## TASK BRIEF
If a line in the data contains "Datensatz", copy it out.

## INPUT DATA
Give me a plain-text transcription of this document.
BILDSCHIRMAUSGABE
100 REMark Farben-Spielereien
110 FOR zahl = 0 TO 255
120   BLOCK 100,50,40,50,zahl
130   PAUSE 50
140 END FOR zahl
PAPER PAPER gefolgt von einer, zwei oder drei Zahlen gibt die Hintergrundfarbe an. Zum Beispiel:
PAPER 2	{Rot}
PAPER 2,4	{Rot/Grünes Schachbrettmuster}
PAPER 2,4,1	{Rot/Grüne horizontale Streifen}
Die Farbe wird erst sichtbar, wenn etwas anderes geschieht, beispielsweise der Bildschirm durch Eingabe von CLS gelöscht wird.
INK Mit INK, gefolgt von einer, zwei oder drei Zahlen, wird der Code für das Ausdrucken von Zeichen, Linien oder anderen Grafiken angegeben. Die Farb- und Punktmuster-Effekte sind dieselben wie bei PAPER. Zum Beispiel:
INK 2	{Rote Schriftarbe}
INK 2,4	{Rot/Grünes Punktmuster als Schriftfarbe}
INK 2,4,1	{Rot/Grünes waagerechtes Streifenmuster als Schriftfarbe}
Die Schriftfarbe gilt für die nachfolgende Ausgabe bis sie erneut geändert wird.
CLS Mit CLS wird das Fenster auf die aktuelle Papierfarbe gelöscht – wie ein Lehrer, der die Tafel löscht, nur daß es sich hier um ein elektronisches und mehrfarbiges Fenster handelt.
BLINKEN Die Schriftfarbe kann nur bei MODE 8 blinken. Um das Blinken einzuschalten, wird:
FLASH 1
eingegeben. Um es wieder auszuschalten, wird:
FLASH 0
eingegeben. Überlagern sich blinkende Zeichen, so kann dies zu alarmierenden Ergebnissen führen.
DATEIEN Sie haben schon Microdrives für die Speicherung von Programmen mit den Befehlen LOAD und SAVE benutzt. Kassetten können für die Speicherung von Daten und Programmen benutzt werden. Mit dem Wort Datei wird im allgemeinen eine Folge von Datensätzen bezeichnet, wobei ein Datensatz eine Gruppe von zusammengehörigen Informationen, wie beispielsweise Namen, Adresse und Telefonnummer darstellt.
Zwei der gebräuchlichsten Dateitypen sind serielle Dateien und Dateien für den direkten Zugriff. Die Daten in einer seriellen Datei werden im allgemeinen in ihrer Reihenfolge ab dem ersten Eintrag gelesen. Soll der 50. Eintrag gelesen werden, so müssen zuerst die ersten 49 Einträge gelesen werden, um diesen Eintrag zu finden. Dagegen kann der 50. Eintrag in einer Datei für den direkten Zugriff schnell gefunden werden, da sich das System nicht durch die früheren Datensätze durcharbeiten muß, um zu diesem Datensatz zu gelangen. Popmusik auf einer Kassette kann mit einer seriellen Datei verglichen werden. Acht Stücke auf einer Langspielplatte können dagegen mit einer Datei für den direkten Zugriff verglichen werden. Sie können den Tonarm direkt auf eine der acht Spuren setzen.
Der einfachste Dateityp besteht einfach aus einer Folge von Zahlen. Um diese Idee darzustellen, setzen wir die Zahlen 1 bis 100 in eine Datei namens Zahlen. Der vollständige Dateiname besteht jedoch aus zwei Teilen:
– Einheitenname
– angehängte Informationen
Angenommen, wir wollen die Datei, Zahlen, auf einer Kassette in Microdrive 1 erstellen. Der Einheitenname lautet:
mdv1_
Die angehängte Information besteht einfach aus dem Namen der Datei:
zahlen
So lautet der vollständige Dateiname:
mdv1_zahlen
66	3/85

## YOUR SOLUTION
DATEIEN Sie haben schon Microdrives für die Speicherung von Programmen mit den Befehlen LOAD und SAVE benutzt. Kassetten können für die Speicherung von Daten und Programmen benutzt werden. Mit dem Wort Datei wird im allgemeinen eine Folge von Datensätzen bezeichnet, wobei ein Datensatz eine Gruppe von zusammengehörigen Informationen, wie beispielsweise Namen, Adresse und Telefonnummer darstellt.
Zwei der gebräuchlichsten Dateitypen sind serielle Dateien und Dateien für den direkten Zugriff. Die Daten in einer seriellen Datei werden im allgemeinen in ihrer Reihenfolge ab dem ersten Eintrag gelesen. Soll der 50. Eintrag gelesen werden, so müssen zuerst die ersten 49 Einträge gelesen werden, um diesen Eintrag zu finden. Dagegen kann der 50. Eintrag in einer Datei für den direkten Zugriff schnell gefunden werden, da sich das System nicht durch die früheren Datensätze durcharbeiten muß, um zu diesem Datensatz zu gelangen. Popmusik auf einer Kassette kann mit einer seriellen Datei verglichen werden. Acht Stücke auf einer Langspielplatte können dagegen mit einer Datei für den direkten Zugriff verglichen werden. Sie können den Tonarm direkt auf eine der acht Spuren setzen.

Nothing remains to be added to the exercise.